[PROVIDED MATERIAL]
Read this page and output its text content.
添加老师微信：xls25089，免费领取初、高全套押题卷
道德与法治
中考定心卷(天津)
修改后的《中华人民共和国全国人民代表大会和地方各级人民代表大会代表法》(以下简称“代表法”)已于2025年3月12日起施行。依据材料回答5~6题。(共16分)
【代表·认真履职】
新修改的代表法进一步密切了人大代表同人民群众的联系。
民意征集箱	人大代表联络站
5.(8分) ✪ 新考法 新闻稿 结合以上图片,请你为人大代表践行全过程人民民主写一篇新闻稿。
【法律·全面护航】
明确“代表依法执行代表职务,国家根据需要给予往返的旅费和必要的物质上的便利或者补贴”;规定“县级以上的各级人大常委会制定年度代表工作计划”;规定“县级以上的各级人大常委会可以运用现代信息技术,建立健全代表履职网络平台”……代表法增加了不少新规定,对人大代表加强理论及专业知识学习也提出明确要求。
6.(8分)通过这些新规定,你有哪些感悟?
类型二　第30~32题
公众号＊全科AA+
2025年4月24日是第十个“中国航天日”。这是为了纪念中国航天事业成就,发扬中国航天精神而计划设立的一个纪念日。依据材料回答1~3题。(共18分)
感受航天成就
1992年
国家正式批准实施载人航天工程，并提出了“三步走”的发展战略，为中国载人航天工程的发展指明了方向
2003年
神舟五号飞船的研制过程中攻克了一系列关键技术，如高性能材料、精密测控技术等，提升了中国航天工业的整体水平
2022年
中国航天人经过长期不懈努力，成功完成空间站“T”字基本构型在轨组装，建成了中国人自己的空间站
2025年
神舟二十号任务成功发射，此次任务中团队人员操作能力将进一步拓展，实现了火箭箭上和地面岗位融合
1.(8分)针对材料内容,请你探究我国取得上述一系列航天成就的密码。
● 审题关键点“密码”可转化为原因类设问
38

[INSTRUCTIONS TO FOLLOW] Make an exact copy of all the data.

[COMPLETED EXERCISE]
Read this page and output its text content.
添加老师微信：xls25089，免费领取初、高全套押题卷
道德与法治
中考定心卷(天津)
修改后的《中华人民共和国全国人民代表大会和地方各级人民代表大会代表法》(以下简称“代表法”)已于2025年3月12日起施行。依据材料回答5~6题。(共16分)
【代表·认真履职】
新修改的代表法进一步密切了人大代表同人民群众的联系。
民意征集箱	人大代表联络站
5.(8分) ✪ 新考法 新闻稿 结合以上图片,请你为人大代表践行全过程人民民主写一篇新闻稿。
【法律·全面护航】
明确“代表依法执行代表职务,国家根据需要给予往返的旅费和必要的物质上的便利或者补贴”;规定“县级以上的各级人大常委会制定年度代表工作计划”;规定“县级以上的各级人大常委会可以运用现代信息技术,建立健全代表履职网络平台”……代表法增加了不少新规定,对人大代表加强理论及专业知识学习也提出明确要求。
6.(8分)通过这些新规定,你有哪些感悟?
类型二　第30~32题
公众号＊全科AA+
2025年4月24日是第十个“中国航天日”。这是为了纪念中国航天事业成就,发扬中国航天精神而计划设立的一个纪念日。依据材料回答1~3题。(共18分)
感受航天成就
1992年
国家正式批准实施载人航天工程，并提出了“三步走”的发展战略，为中国载人航天工程的发展指明了方向
2003年
神舟五号飞船的研制过程中攻克了一系列关键技术，如高性能材料、精密测控技术等，提升了中国航天工业的整体水平
2022年
中国航天人经过长期不懈努力，成功完成空间站“T”字基本构型在轨组装，建成了中国人自己的空间站
2025年
神舟二十号任务成功发射，此次任务中团队人员操作能力将进一步拓展，实现了火箭箭上和地面岗位融合
1.(8分)针对材料内容,请你探究我国取得上述一系列航天成就的密码。
● 审题关键点“密码”可转化为原因类设问
38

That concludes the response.